* GIVEN ENTRIES
______

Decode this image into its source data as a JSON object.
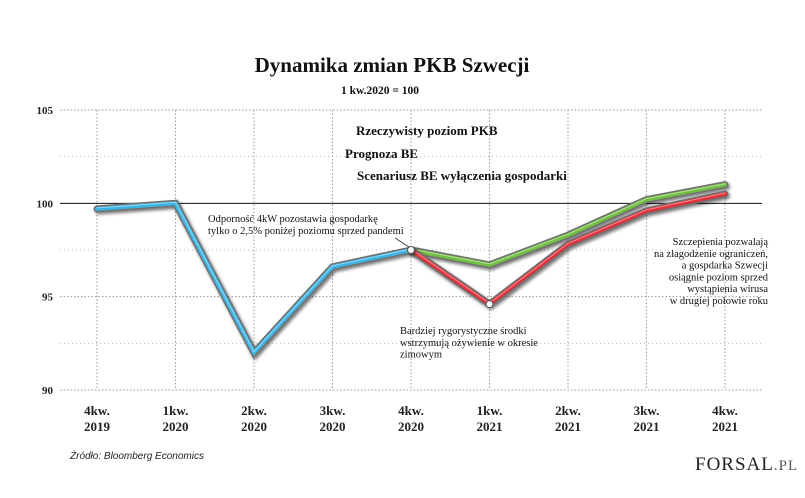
{
  "chart_data": {
    "type": "line",
    "title": "Dynamika zmian PKB Szwecji",
    "subtitle": "1 kw.2020 = 100",
    "categories": [
      [
        "4kw.",
        "2019"
      ],
      [
        "1kw.",
        "2020"
      ],
      [
        "2kw.",
        "2020"
      ],
      [
        "3kw.",
        "2020"
      ],
      [
        "4kw.",
        "2020"
      ],
      [
        "1kw.",
        "2021"
      ],
      [
        "2kw.",
        "2021"
      ],
      [
        "3kw.",
        "2021"
      ],
      [
        "4kw.",
        "2021"
      ]
    ],
    "ylim": [
      90,
      105
    ],
    "yticks": [
      90,
      95,
      100,
      105
    ],
    "reference_line": 100,
    "grid": true,
    "legend_position": "top-center",
    "series": [
      {
        "name": "Rzeczywisty poziom PKB",
        "color": "#3bb4e5",
        "values": [
          99.7,
          100,
          92.0,
          96.6,
          97.5,
          null,
          null,
          null,
          null
        ]
      },
      {
        "name": "Prognoza BE",
        "color": "#72c043",
        "values": [
          null,
          null,
          null,
          null,
          97.5,
          96.7,
          98.3,
          100.2,
          101.0
        ]
      },
      {
        "name": "Scenariusz BE wyłączenia gospodarki",
        "color": "#e0323b",
        "values": [
          null,
          null,
          null,
          null,
          97.5,
          94.6,
          97.8,
          99.6,
          100.5
        ]
      }
    ],
    "annotations": [
      {
        "lines": [
          "Odporność 4kW pozostawia gospodarkę",
          "tylko o 2,5% poniżej poziomu sprzed pandemi"
        ]
      },
      {
        "lines": [
          "Bardziej rygorystyczne środki",
          "wstrzymują ożywienie w okresie",
          "zimowym"
        ]
      },
      {
        "lines": [
          "Szczepienia pozwalają",
          "na złagodzenie ograniczeń,",
          "a gospdarka Szwecji",
          "osiągnie poziom sprzed",
          "wystąpienia wirusa",
          "w drugiej połowie roku"
        ]
      }
    ],
    "source": "Źródło: Bloomberg Economics"
  },
  "logo": {
    "text": "FORSAL",
    "suffix": ".PL"
  },
  "colors": {
    "grid": "#9a9a9a",
    "axis": "#222222"
  }
}
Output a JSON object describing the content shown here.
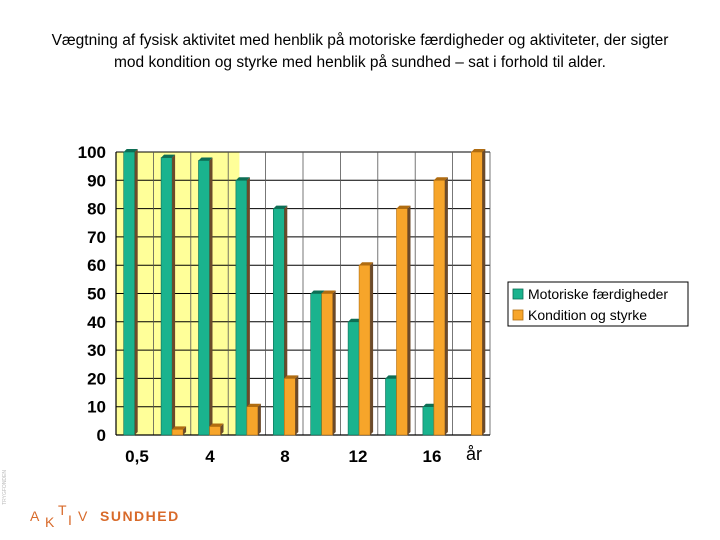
{
  "title": "Vægtning af fysisk aktivitet med henblik på motoriske færdigheder og aktiviteter, der sigter mod kondition og styrke med henblik på sundhed – sat i forhold til alder.",
  "logo": {
    "a": "A",
    "k": "K",
    "t": "T",
    "i": "I",
    "v": "V",
    "sundhed": "SUNDHED"
  },
  "side_mark": "TRYGFONDEN",
  "colors": {
    "motor": "#1ab38e",
    "motor_dark": "#0d6e55",
    "kondition": "#f7a52a",
    "kondition_dark": "#b06c10",
    "highlight": "#ffff99",
    "bar_side": "#6b4a2a"
  },
  "chart_data": {
    "type": "bar",
    "title": "",
    "xlabel": "år",
    "ylabel": "",
    "ylim": [
      0,
      100
    ],
    "yticks": [
      "0",
      "10",
      "20",
      "30",
      "40",
      "50",
      "60",
      "70",
      "80",
      "90",
      "100"
    ],
    "categories": [
      "0,5",
      "",
      "",
      "4",
      "",
      "8",
      "",
      "12",
      "",
      "16"
    ],
    "xtick_labels": [
      "0,5",
      "4",
      "8",
      "12",
      "16"
    ],
    "series": [
      {
        "name": "Motoriske færdigheder",
        "values": [
          100,
          98,
          97,
          90,
          80,
          50,
          40,
          20,
          10,
          0
        ]
      },
      {
        "name": "Kondition og styrke",
        "values": [
          0,
          2,
          3,
          10,
          20,
          50,
          60,
          80,
          90,
          100
        ]
      }
    ],
    "legend_position": "right",
    "grid": true,
    "highlight_region": "0,5–4"
  }
}
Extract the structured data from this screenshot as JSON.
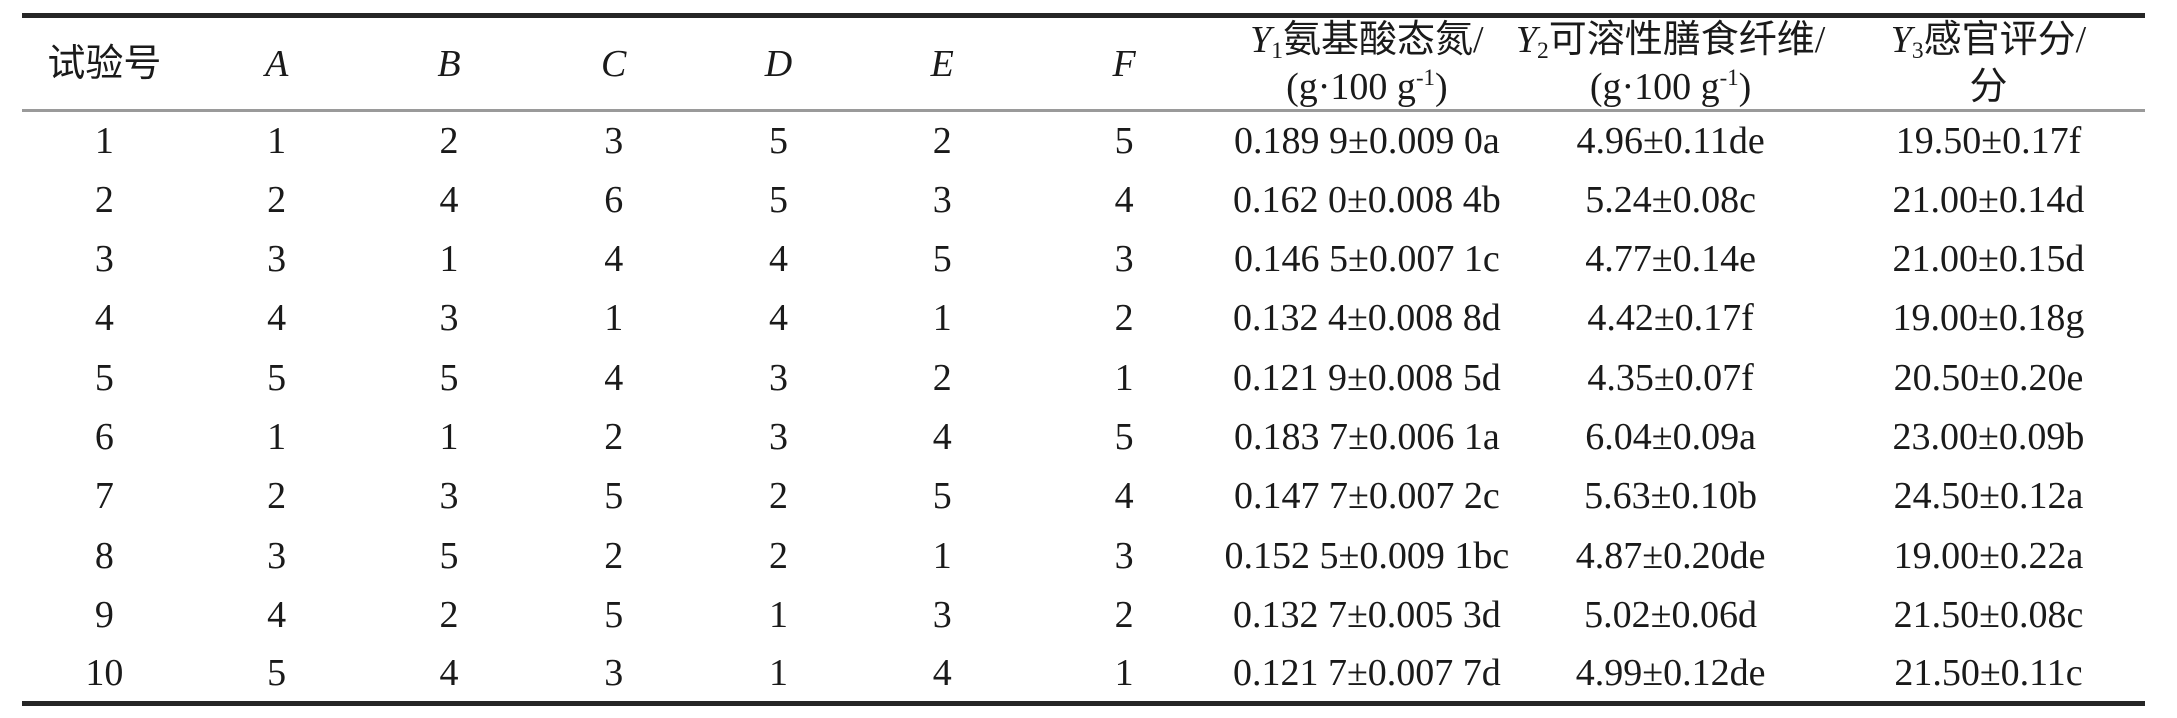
{
  "table": {
    "header": {
      "trial_label": "试验号",
      "factor_labels": [
        "A",
        "B",
        "C",
        "D",
        "E",
        "F"
      ],
      "y_columns": [
        {
          "symbol": "Y",
          "subscript": "1",
          "name": "氨基酸态氮/",
          "unit_main": "(g·100 g",
          "unit_sup": "-1",
          "unit_end": ")"
        },
        {
          "symbol": "Y",
          "subscript": "2",
          "name": "可溶性膳食纤维/",
          "unit_main": "(g·100 g",
          "unit_sup": "-1",
          "unit_end": ")"
        },
        {
          "symbol": "Y",
          "subscript": "3",
          "name": "感官评分/",
          "unit_main": "分",
          "unit_sup": "",
          "unit_end": ""
        }
      ]
    },
    "rows": [
      [
        "1",
        "1",
        "2",
        "3",
        "5",
        "2",
        "5",
        "0.189 9±0.009 0a",
        "4.96±0.11de",
        "19.50±0.17f"
      ],
      [
        "2",
        "2",
        "4",
        "6",
        "5",
        "3",
        "4",
        "0.162 0±0.008 4b",
        "5.24±0.08c",
        "21.00±0.14d"
      ],
      [
        "3",
        "3",
        "1",
        "4",
        "4",
        "5",
        "3",
        "0.146 5±0.007 1c",
        "4.77±0.14e",
        "21.00±0.15d"
      ],
      [
        "4",
        "4",
        "3",
        "1",
        "4",
        "1",
        "2",
        "0.132 4±0.008 8d",
        "4.42±0.17f",
        "19.00±0.18g"
      ],
      [
        "5",
        "5",
        "5",
        "4",
        "3",
        "2",
        "1",
        "0.121 9±0.008 5d",
        "4.35±0.07f",
        "20.50±0.20e"
      ],
      [
        "6",
        "1",
        "1",
        "2",
        "3",
        "4",
        "5",
        "0.183 7±0.006 1a",
        "6.04±0.09a",
        "23.00±0.09b"
      ],
      [
        "7",
        "2",
        "3",
        "5",
        "2",
        "5",
        "4",
        "0.147 7±0.007 2c",
        "5.63±0.10b",
        "24.50±0.12a"
      ],
      [
        "8",
        "3",
        "5",
        "2",
        "2",
        "1",
        "3",
        "0.152 5±0.009 1bc",
        "4.87±0.20de",
        "19.00±0.22a"
      ],
      [
        "9",
        "4",
        "2",
        "5",
        "1",
        "3",
        "2",
        "0.132 7±0.005 3d",
        "5.02±0.06d",
        "21.50±0.08c"
      ],
      [
        "10",
        "5",
        "4",
        "3",
        "1",
        "4",
        "1",
        "0.121 7±0.007 7d",
        "4.99±0.12de",
        "21.50±0.11c"
      ]
    ]
  }
}
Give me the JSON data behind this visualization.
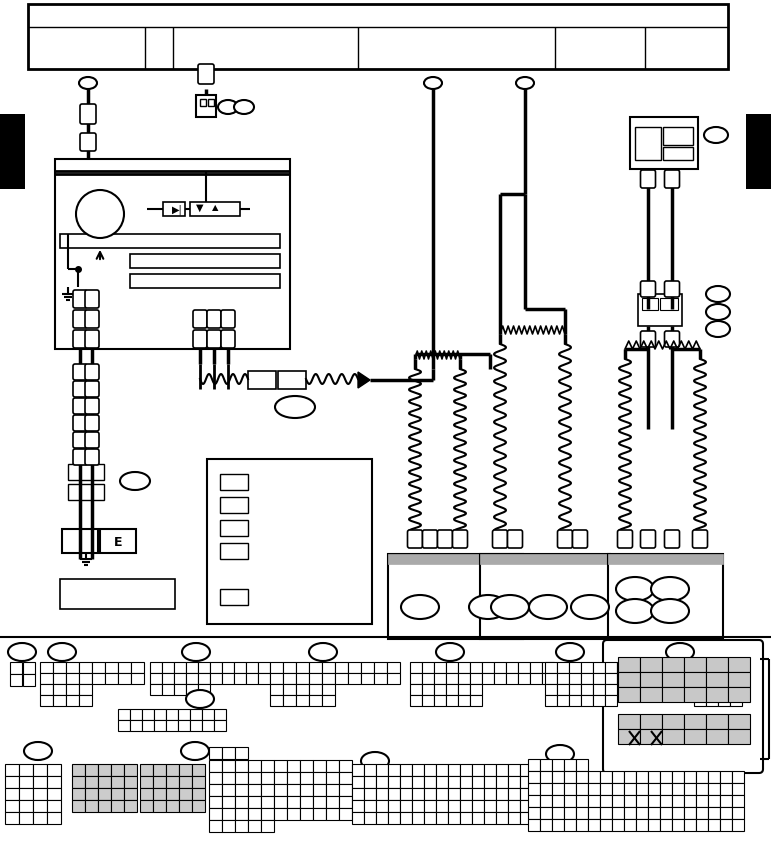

______

Collect every line above that contains the word "JSON".

* TASK OUTPUT
Decode this image into its source data as a JSON object.
Output a JSON object describing the content shown here.
Extract the structured data from this screenshot as JSON.
Give me the JSON data behind this visualization.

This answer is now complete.